◆ **Exercise**
Print the recorded data below line for line, with no changes.

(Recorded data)
++++++++++++++++++++

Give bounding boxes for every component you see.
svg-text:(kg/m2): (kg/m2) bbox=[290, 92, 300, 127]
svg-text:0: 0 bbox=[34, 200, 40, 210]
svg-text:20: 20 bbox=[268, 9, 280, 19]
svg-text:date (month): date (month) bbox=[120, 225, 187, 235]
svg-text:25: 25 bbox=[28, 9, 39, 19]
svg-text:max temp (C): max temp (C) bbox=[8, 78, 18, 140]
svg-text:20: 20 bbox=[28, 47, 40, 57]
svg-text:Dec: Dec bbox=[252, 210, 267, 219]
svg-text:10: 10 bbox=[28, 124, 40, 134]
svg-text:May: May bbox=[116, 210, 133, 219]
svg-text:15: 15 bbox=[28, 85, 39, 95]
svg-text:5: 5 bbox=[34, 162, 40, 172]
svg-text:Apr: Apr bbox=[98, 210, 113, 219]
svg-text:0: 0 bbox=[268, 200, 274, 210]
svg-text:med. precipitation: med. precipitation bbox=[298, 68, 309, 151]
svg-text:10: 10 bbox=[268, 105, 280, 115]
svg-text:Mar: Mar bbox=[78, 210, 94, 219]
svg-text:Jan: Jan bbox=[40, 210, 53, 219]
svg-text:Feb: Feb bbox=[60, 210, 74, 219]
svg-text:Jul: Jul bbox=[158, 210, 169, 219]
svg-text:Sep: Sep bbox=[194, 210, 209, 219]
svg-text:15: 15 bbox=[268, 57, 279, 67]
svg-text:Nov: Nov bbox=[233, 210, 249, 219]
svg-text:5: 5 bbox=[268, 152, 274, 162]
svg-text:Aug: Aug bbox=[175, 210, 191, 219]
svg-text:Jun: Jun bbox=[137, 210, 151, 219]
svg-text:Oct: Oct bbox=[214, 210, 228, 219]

++++++++++++++++++++

◆ **Answer to this task**
Give bounding boxes for every component you see.
svg-text:(kg/m2): (kg/m2) bbox=[290, 92, 300, 127]
svg-text:0: 0 bbox=[34, 200, 40, 210]
svg-text:20: 20 bbox=[268, 9, 280, 19]
svg-text:date (month): date (month) bbox=[120, 225, 187, 235]
svg-text:25: 25 bbox=[28, 9, 39, 19]
svg-text:max temp (C): max temp (C) bbox=[8, 78, 18, 140]
svg-text:20: 20 bbox=[28, 47, 40, 57]
svg-text:Dec: Dec bbox=[252, 210, 267, 219]
svg-text:10: 10 bbox=[28, 124, 40, 134]
svg-text:May: May bbox=[116, 210, 133, 219]
svg-text:15: 15 bbox=[28, 85, 39, 95]
svg-text:5: 5 bbox=[34, 162, 40, 172]
svg-text:Apr: Apr bbox=[98, 210, 113, 219]
svg-text:0: 0 bbox=[268, 200, 274, 210]
svg-text:med. precipitation: med. precipitation bbox=[298, 68, 309, 151]
svg-text:10: 10 bbox=[268, 105, 280, 115]
svg-text:Mar: Mar bbox=[78, 210, 94, 219]
svg-text:Jan: Jan bbox=[40, 210, 53, 219]
svg-text:Feb: Feb bbox=[60, 210, 74, 219]
svg-text:Jul: Jul bbox=[158, 210, 169, 219]
svg-text:Sep: Sep bbox=[194, 210, 209, 219]
svg-text:15: 15 bbox=[268, 57, 279, 67]
svg-text:Nov: Nov bbox=[233, 210, 249, 219]
svg-text:5: 5 bbox=[268, 152, 274, 162]
svg-text:Aug: Aug bbox=[175, 210, 191, 219]
svg-text:Jun: Jun bbox=[137, 210, 151, 219]
svg-text:Oct: Oct bbox=[214, 210, 228, 219]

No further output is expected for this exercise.